### TASK PROMPT
Copy out all lines carrying the word "кишки".

Data entries:
+ + + +
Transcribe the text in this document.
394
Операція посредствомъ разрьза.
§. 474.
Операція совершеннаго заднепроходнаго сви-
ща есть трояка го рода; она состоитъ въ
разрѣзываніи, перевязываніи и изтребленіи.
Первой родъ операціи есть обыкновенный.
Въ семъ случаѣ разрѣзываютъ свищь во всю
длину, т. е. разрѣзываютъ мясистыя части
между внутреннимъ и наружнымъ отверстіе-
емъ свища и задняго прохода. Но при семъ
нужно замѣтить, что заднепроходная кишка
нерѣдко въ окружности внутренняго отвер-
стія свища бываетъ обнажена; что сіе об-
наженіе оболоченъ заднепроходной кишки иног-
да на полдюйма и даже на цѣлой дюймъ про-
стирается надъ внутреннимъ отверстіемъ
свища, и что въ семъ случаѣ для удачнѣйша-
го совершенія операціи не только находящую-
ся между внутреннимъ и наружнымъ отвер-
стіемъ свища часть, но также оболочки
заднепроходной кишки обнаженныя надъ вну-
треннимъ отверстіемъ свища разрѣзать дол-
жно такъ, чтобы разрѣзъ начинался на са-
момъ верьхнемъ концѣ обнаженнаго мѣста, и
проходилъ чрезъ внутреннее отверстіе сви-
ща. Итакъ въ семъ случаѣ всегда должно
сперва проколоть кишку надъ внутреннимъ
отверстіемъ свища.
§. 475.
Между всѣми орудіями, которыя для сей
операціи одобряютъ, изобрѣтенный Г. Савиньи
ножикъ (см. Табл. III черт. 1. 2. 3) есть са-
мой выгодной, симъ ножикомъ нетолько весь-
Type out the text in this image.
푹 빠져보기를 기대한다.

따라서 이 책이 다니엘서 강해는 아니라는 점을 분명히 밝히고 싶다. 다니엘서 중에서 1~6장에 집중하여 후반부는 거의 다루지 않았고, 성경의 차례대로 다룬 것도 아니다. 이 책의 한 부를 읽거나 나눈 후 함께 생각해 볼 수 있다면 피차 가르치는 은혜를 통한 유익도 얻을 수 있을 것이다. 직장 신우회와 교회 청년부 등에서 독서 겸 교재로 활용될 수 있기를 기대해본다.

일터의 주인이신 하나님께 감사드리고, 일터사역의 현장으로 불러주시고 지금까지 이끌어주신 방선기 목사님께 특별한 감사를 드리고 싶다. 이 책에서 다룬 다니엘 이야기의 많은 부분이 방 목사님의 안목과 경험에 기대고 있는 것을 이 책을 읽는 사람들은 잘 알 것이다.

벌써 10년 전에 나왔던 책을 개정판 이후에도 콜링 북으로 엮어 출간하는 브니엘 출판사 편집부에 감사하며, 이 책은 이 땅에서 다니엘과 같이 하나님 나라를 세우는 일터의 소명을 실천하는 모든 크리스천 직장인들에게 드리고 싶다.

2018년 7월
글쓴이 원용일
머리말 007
+ + + +
### EXERCISE ANSWER
наженіе оболоченъ заднепроходной кишки иног-
заднепроходной кишки обнаженныя надъ вну-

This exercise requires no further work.